Records:
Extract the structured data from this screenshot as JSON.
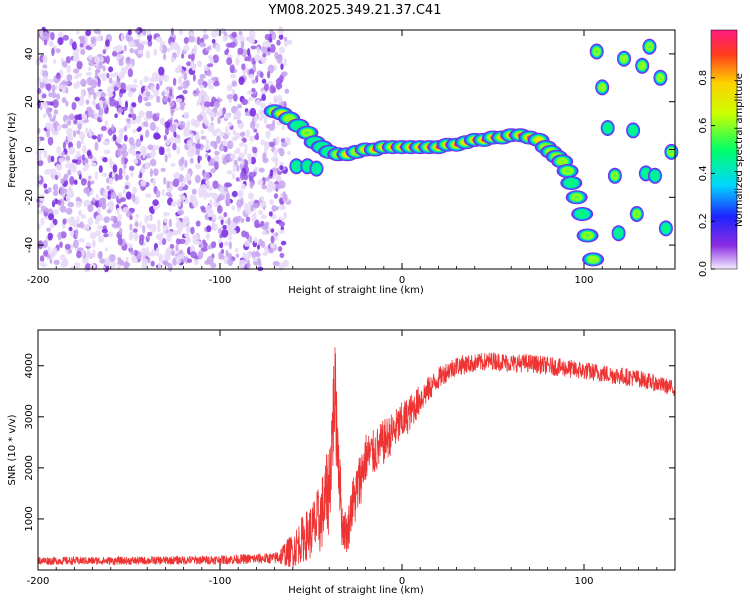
{
  "title": "YM08.2025.349.21.37.C41",
  "chart_data": [
    {
      "type": "heatmap",
      "xlabel": "Height of straight line (km)",
      "ylabel": "Frequency (Hz)",
      "xlim": [
        -200,
        150
      ],
      "ylim": [
        -50,
        50
      ],
      "x_ticks": [
        -200,
        -100,
        0,
        100
      ],
      "x_tick_labels": [
        "-200",
        "-100",
        "0",
        "100"
      ],
      "y_ticks": [
        -40,
        -20,
        0,
        20,
        40
      ],
      "y_tick_labels": [
        "-40",
        "-20",
        "0",
        "20",
        "40"
      ],
      "noise_region_x": [
        -200,
        -65
      ],
      "track": [
        {
          "x": -70,
          "y": 16,
          "v": 0.55
        },
        {
          "x": -66,
          "y": 15,
          "v": 0.7
        },
        {
          "x": -62,
          "y": 13,
          "v": 0.6
        },
        {
          "x": -57,
          "y": 10,
          "v": 0.5
        },
        {
          "x": -52,
          "y": 7,
          "v": 0.55
        },
        {
          "x": -48,
          "y": 3,
          "v": 0.45
        },
        {
          "x": -44,
          "y": 1,
          "v": 0.5
        },
        {
          "x": -40,
          "y": -1,
          "v": 0.45
        },
        {
          "x": -35,
          "y": -2,
          "v": 0.55
        },
        {
          "x": -30,
          "y": -2,
          "v": 0.7
        },
        {
          "x": -25,
          "y": -1,
          "v": 0.6
        },
        {
          "x": -20,
          "y": 0,
          "v": 0.75
        },
        {
          "x": -15,
          "y": 0,
          "v": 0.85
        },
        {
          "x": -10,
          "y": 1,
          "v": 0.8
        },
        {
          "x": -5,
          "y": 1,
          "v": 0.85
        },
        {
          "x": 0,
          "y": 1,
          "v": 0.9
        },
        {
          "x": 5,
          "y": 1,
          "v": 0.85
        },
        {
          "x": 10,
          "y": 1,
          "v": 0.9
        },
        {
          "x": 15,
          "y": 1,
          "v": 0.85
        },
        {
          "x": 20,
          "y": 1,
          "v": 0.95
        },
        {
          "x": 25,
          "y": 2,
          "v": 0.85
        },
        {
          "x": 30,
          "y": 2,
          "v": 0.9
        },
        {
          "x": 35,
          "y": 3,
          "v": 0.8
        },
        {
          "x": 40,
          "y": 4,
          "v": 0.85
        },
        {
          "x": 45,
          "y": 4,
          "v": 0.9
        },
        {
          "x": 50,
          "y": 5,
          "v": 0.85
        },
        {
          "x": 55,
          "y": 5,
          "v": 0.8
        },
        {
          "x": 60,
          "y": 6,
          "v": 0.95
        },
        {
          "x": 65,
          "y": 6,
          "v": 0.9
        },
        {
          "x": 70,
          "y": 5,
          "v": 0.85
        },
        {
          "x": 75,
          "y": 4,
          "v": 0.7
        },
        {
          "x": 79,
          "y": 1,
          "v": 0.65
        },
        {
          "x": 82,
          "y": -1,
          "v": 0.6
        },
        {
          "x": 85,
          "y": -3,
          "v": 0.55
        },
        {
          "x": 88,
          "y": -5,
          "v": 0.6
        },
        {
          "x": 91,
          "y": -9,
          "v": 0.55
        },
        {
          "x": 93,
          "y": -14,
          "v": 0.5
        },
        {
          "x": 96,
          "y": -20,
          "v": 0.55
        },
        {
          "x": 99,
          "y": -27,
          "v": 0.5
        },
        {
          "x": 102,
          "y": -36,
          "v": 0.55
        },
        {
          "x": 105,
          "y": -46,
          "v": 0.6
        }
      ],
      "spots": [
        {
          "x": -58,
          "y": -7,
          "v": 0.45
        },
        {
          "x": -52,
          "y": -7,
          "v": 0.5
        },
        {
          "x": -47,
          "y": -8,
          "v": 0.4
        },
        {
          "x": 107,
          "y": 41,
          "v": 0.55
        },
        {
          "x": 110,
          "y": 26,
          "v": 0.6
        },
        {
          "x": 113,
          "y": 9,
          "v": 0.5
        },
        {
          "x": 117,
          "y": -11,
          "v": 0.55
        },
        {
          "x": 119,
          "y": -35,
          "v": 0.45
        },
        {
          "x": 122,
          "y": 38,
          "v": 0.6
        },
        {
          "x": 127,
          "y": 8,
          "v": 0.5
        },
        {
          "x": 129,
          "y": -27,
          "v": 0.55
        },
        {
          "x": 132,
          "y": 35,
          "v": 0.6
        },
        {
          "x": 134,
          "y": -10,
          "v": 0.5
        },
        {
          "x": 136,
          "y": 43,
          "v": 0.55
        },
        {
          "x": 139,
          "y": -11,
          "v": 0.45
        },
        {
          "x": 142,
          "y": 30,
          "v": 0.6
        },
        {
          "x": 145,
          "y": -33,
          "v": 0.5
        },
        {
          "x": 148,
          "y": -1,
          "v": 0.55
        }
      ],
      "colorbar": {
        "label": "Normalized spectral amplitude",
        "range": [
          0,
          1
        ],
        "ticks": [
          0,
          0.2,
          0.4,
          0.6,
          0.8
        ],
        "tick_labels": [
          "0.0",
          "0.2",
          "0.4",
          "0.6",
          "0.8"
        ]
      }
    },
    {
      "type": "line",
      "xlabel": "Height of straight line (km)",
      "ylabel": "SNR (10 * v/v)",
      "xlim": [
        -200,
        150
      ],
      "ylim": [
        0,
        4700
      ],
      "x_ticks": [
        -200,
        -100,
        0,
        100
      ],
      "x_tick_labels": [
        "-200",
        "-100",
        "0",
        "100"
      ],
      "y_ticks": [
        1000,
        2000,
        3000,
        4000
      ],
      "y_tick_labels": [
        "1000",
        "2000",
        "3000",
        "4000"
      ],
      "color": "#ee3333",
      "envelope": {
        "x": [
          -200,
          -150,
          -100,
          -70,
          -60,
          -55,
          -50,
          -45,
          -40,
          -37,
          -35,
          -33,
          -30,
          -28,
          -25,
          -20,
          -15,
          -10,
          -5,
          0,
          5,
          10,
          15,
          20,
          25,
          30,
          40,
          50,
          60,
          70,
          80,
          90,
          100,
          110,
          120,
          130,
          140,
          150
        ],
        "y": [
          180,
          180,
          200,
          230,
          380,
          600,
          750,
          1000,
          1600,
          3500,
          2400,
          900,
          700,
          1200,
          1500,
          2200,
          2300,
          2500,
          2700,
          2900,
          3100,
          3350,
          3550,
          3750,
          3900,
          4000,
          4050,
          4100,
          4050,
          4050,
          4000,
          3950,
          3900,
          3850,
          3800,
          3750,
          3650,
          3550
        ],
        "noise": [
          80,
          80,
          90,
          110,
          350,
          450,
          550,
          700,
          900,
          1100,
          900,
          450,
          400,
          500,
          600,
          500,
          450,
          450,
          400,
          400,
          350,
          300,
          250,
          220,
          200,
          200,
          180,
          180,
          180,
          180,
          180,
          180,
          180,
          180,
          180,
          170,
          160,
          150
        ]
      }
    }
  ]
}
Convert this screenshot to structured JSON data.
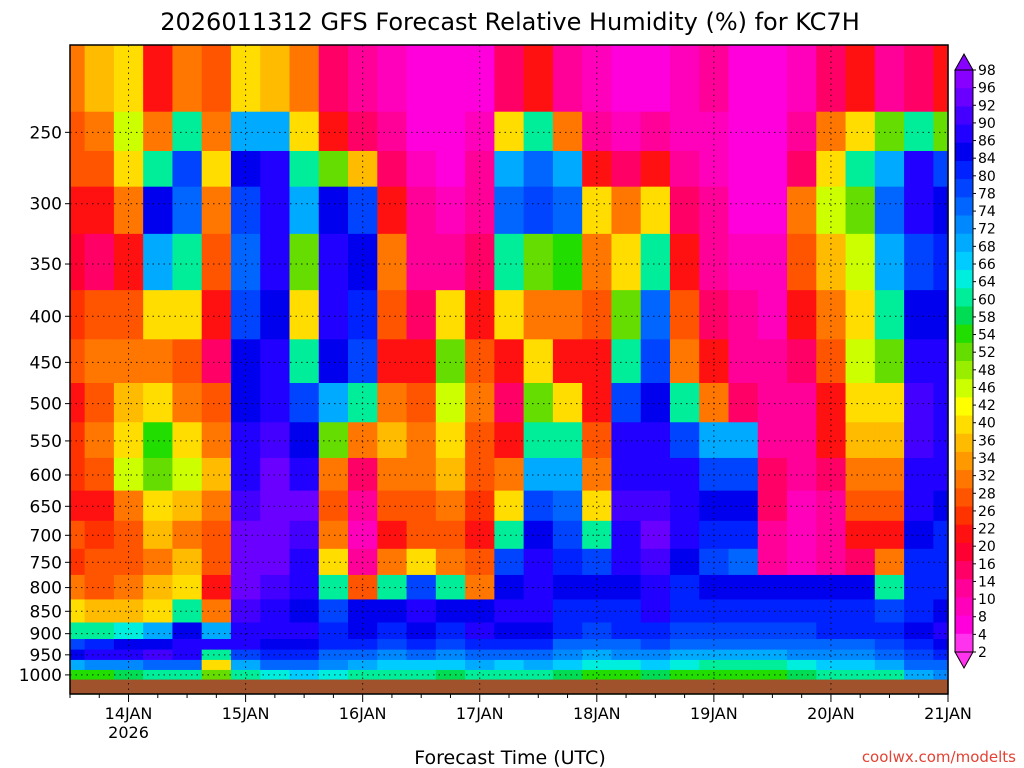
{
  "chart_data": {
    "type": "heatmap",
    "title": "2026011312 GFS Forecast Relative Humidity (%) for KC7H",
    "xlabel": "Forecast Time (UTC)",
    "ylabel": "",
    "credit": "coolwx.com/modelts",
    "x_ticks": [
      {
        "label": "14JAN",
        "sublabel": "2026",
        "hour": 12
      },
      {
        "label": "15JAN",
        "sublabel": "",
        "hour": 36
      },
      {
        "label": "16JAN",
        "sublabel": "",
        "hour": 60
      },
      {
        "label": "17JAN",
        "sublabel": "",
        "hour": 84
      },
      {
        "label": "18JAN",
        "sublabel": "",
        "hour": 108
      },
      {
        "label": "19JAN",
        "sublabel": "",
        "hour": 132
      },
      {
        "label": "20JAN",
        "sublabel": "",
        "hour": 156
      },
      {
        "label": "21JAN",
        "sublabel": "",
        "hour": 180
      }
    ],
    "xlim_hours": [
      0,
      180
    ],
    "y_scale": "log",
    "ylim": [
      1050,
      200
    ],
    "y_ticks": [
      250,
      300,
      350,
      400,
      450,
      500,
      550,
      600,
      650,
      700,
      750,
      800,
      850,
      900,
      950,
      1000
    ],
    "grid": true,
    "colorbar": {
      "labels": [
        98,
        96,
        92,
        90,
        86,
        84,
        80,
        78,
        74,
        72,
        68,
        66,
        64,
        60,
        58,
        54,
        52,
        48,
        46,
        42,
        40,
        36,
        34,
        32,
        28,
        26,
        22,
        20,
        16,
        14,
        10,
        8,
        4,
        2
      ],
      "colors_top_to_bottom": [
        "#8800ff",
        "#6a00ff",
        "#4400ff",
        "#2200ff",
        "#0000ee",
        "#0022ff",
        "#0044ff",
        "#0066ff",
        "#0088ff",
        "#00aaff",
        "#00ccff",
        "#00eedd",
        "#00ee99",
        "#00dd55",
        "#22dd00",
        "#66dd00",
        "#99ee00",
        "#ccff00",
        "#ffff00",
        "#ffdd00",
        "#ffbb00",
        "#ff9900",
        "#ff7700",
        "#ff5500",
        "#ff3300",
        "#ff1111",
        "#ff0033",
        "#ff0066",
        "#ff0099",
        "#ff00bb",
        "#ff00dd",
        "#ff33ee"
      ]
    },
    "surface_pressure_approx": 1012,
    "surface_color": "#a0522d",
    "columns": [
      {
        "hour": 0,
        "rh": [
          30,
          25,
          28,
          20,
          18,
          22,
          25,
          20,
          22,
          24,
          20,
          25,
          22,
          30,
          40,
          60,
          80,
          85,
          70,
          55
        ]
      },
      {
        "hour": 6,
        "rh": [
          35,
          30,
          25,
          20,
          15,
          25,
          30,
          28,
          30,
          25,
          20,
          22,
          25,
          28,
          35,
          60,
          82,
          88,
          72,
          55
        ]
      },
      {
        "hour": 12,
        "rh": [
          40,
          45,
          40,
          30,
          20,
          25,
          30,
          35,
          40,
          45,
          30,
          25,
          28,
          30,
          35,
          65,
          85,
          90,
          74,
          58
        ]
      },
      {
        "hour": 18,
        "rh": [
          20,
          30,
          60,
          85,
          70,
          40,
          30,
          40,
          55,
          50,
          40,
          35,
          30,
          35,
          40,
          70,
          86,
          92,
          78,
          60
        ]
      },
      {
        "hour": 24,
        "rh": [
          30,
          60,
          80,
          75,
          60,
          40,
          28,
          30,
          40,
          45,
          35,
          30,
          35,
          40,
          60,
          85,
          90,
          88,
          76,
          62
        ]
      },
      {
        "hour": 30,
        "rh": [
          25,
          30,
          40,
          30,
          25,
          20,
          15,
          25,
          30,
          35,
          30,
          28,
          25,
          20,
          30,
          70,
          88,
          60,
          40,
          50
        ]
      },
      {
        "hour": 36,
        "rh": [
          40,
          70,
          85,
          80,
          75,
          80,
          85,
          86,
          88,
          90,
          92,
          94,
          95,
          94,
          92,
          90,
          88,
          80,
          70,
          60
        ]
      },
      {
        "hour": 42,
        "rh": [
          35,
          70,
          88,
          90,
          88,
          86,
          88,
          90,
          92,
          94,
          96,
          95,
          94,
          92,
          90,
          88,
          86,
          84,
          78,
          64
        ]
      },
      {
        "hour": 48,
        "rh": [
          30,
          40,
          60,
          70,
          50,
          40,
          60,
          80,
          86,
          90,
          94,
          92,
          90,
          88,
          86,
          88,
          86,
          82,
          76,
          66
        ]
      },
      {
        "hour": 54,
        "rh": [
          15,
          20,
          50,
          85,
          88,
          90,
          86,
          70,
          50,
          30,
          25,
          30,
          40,
          60,
          80,
          84,
          82,
          78,
          72,
          64
        ]
      },
      {
        "hour": 60,
        "rh": [
          10,
          15,
          35,
          80,
          86,
          84,
          80,
          60,
          30,
          15,
          10,
          8,
          10,
          25,
          85,
          86,
          82,
          76,
          70,
          62
        ]
      },
      {
        "hour": 66,
        "rh": [
          8,
          10,
          15,
          20,
          30,
          25,
          20,
          30,
          35,
          30,
          25,
          20,
          30,
          60,
          86,
          84,
          80,
          74,
          68,
          60
        ]
      },
      {
        "hour": 72,
        "rh": [
          5,
          6,
          8,
          10,
          12,
          15,
          20,
          25,
          30,
          30,
          28,
          25,
          40,
          80,
          88,
          86,
          82,
          76,
          68,
          60
        ]
      },
      {
        "hour": 78,
        "rh": [
          5,
          5,
          6,
          8,
          10,
          40,
          50,
          45,
          40,
          35,
          30,
          25,
          30,
          60,
          86,
          84,
          80,
          74,
          68,
          58
        ]
      },
      {
        "hour": 84,
        "rh": [
          6,
          8,
          10,
          12,
          15,
          20,
          25,
          30,
          28,
          25,
          22,
          20,
          25,
          30,
          85,
          88,
          84,
          78,
          70,
          62
        ]
      },
      {
        "hour": 90,
        "rh": [
          15,
          40,
          70,
          76,
          60,
          40,
          20,
          15,
          20,
          30,
          40,
          60,
          80,
          86,
          88,
          86,
          82,
          76,
          68,
          60
        ]
      },
      {
        "hour": 96,
        "rh": [
          20,
          60,
          78,
          80,
          50,
          30,
          40,
          50,
          60,
          70,
          80,
          86,
          88,
          90,
          88,
          86,
          82,
          76,
          70,
          62
        ]
      },
      {
        "hour": 102,
        "rh": [
          10,
          30,
          70,
          76,
          55,
          30,
          20,
          40,
          60,
          70,
          75,
          80,
          84,
          86,
          84,
          82,
          78,
          72,
          66,
          58
        ]
      },
      {
        "hour": 108,
        "rh": [
          8,
          10,
          20,
          40,
          30,
          25,
          20,
          20,
          25,
          30,
          40,
          60,
          80,
          85,
          82,
          80,
          76,
          70,
          64,
          56
        ]
      },
      {
        "hour": 114,
        "rh": [
          5,
          8,
          15,
          30,
          40,
          50,
          60,
          80,
          88,
          90,
          92,
          90,
          88,
          86,
          84,
          82,
          78,
          72,
          64,
          56
        ]
      },
      {
        "hour": 120,
        "rh": [
          6,
          10,
          20,
          40,
          60,
          75,
          80,
          85,
          88,
          90,
          92,
          94,
          92,
          90,
          88,
          84,
          80,
          74,
          66,
          58
        ]
      },
      {
        "hour": 126,
        "rh": [
          8,
          8,
          10,
          15,
          20,
          25,
          30,
          60,
          80,
          88,
          90,
          88,
          86,
          84,
          82,
          80,
          76,
          70,
          64,
          56
        ]
      },
      {
        "hour": 132,
        "rh": [
          10,
          8,
          8,
          10,
          12,
          15,
          20,
          30,
          70,
          80,
          86,
          84,
          80,
          86,
          84,
          80,
          76,
          70,
          62,
          56
        ]
      },
      {
        "hour": 138,
        "rh": [
          6,
          5,
          5,
          6,
          8,
          10,
          12,
          15,
          70,
          80,
          86,
          82,
          78,
          86,
          84,
          80,
          76,
          70,
          62,
          56
        ]
      },
      {
        "hour": 144,
        "rh": [
          5,
          5,
          5,
          6,
          8,
          8,
          10,
          10,
          12,
          15,
          15,
          12,
          10,
          86,
          84,
          80,
          76,
          70,
          62,
          56
        ]
      },
      {
        "hour": 150,
        "rh": [
          8,
          10,
          15,
          30,
          25,
          20,
          15,
          10,
          12,
          10,
          8,
          8,
          8,
          86,
          84,
          80,
          76,
          72,
          64,
          58
        ]
      },
      {
        "hour": 156,
        "rh": [
          15,
          30,
          40,
          45,
          35,
          30,
          25,
          20,
          20,
          15,
          12,
          10,
          10,
          86,
          84,
          82,
          78,
          72,
          66,
          60
        ]
      },
      {
        "hour": 162,
        "rh": [
          20,
          40,
          60,
          50,
          45,
          40,
          45,
          40,
          35,
          30,
          25,
          20,
          15,
          86,
          84,
          82,
          78,
          72,
          66,
          60
        ]
      },
      {
        "hour": 168,
        "rh": [
          10,
          50,
          70,
          75,
          70,
          60,
          50,
          40,
          35,
          30,
          25,
          20,
          30,
          60,
          80,
          84,
          80,
          76,
          70,
          62
        ]
      },
      {
        "hour": 174,
        "rh": [
          15,
          60,
          88,
          90,
          80,
          85,
          90,
          92,
          92,
          90,
          88,
          86,
          84,
          82,
          84,
          86,
          84,
          80,
          76,
          70
        ]
      },
      {
        "hour": 180,
        "rh": [
          20,
          50,
          80,
          86,
          84,
          86,
          88,
          90,
          90,
          88,
          86,
          84,
          84,
          84,
          86,
          88,
          86,
          82,
          78,
          72
        ]
      }
    ],
    "levels_hpa": [
      225,
      250,
      275,
      300,
      350,
      400,
      450,
      500,
      550,
      600,
      650,
      700,
      750,
      800,
      850,
      900,
      925,
      950,
      975,
      1000
    ]
  }
}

Set exercise:
Search the preceding listing for "type" and extract every line where it is found.

Final result:
      "type": "heatmap",
      "type": "line",
    "type": "heatmap",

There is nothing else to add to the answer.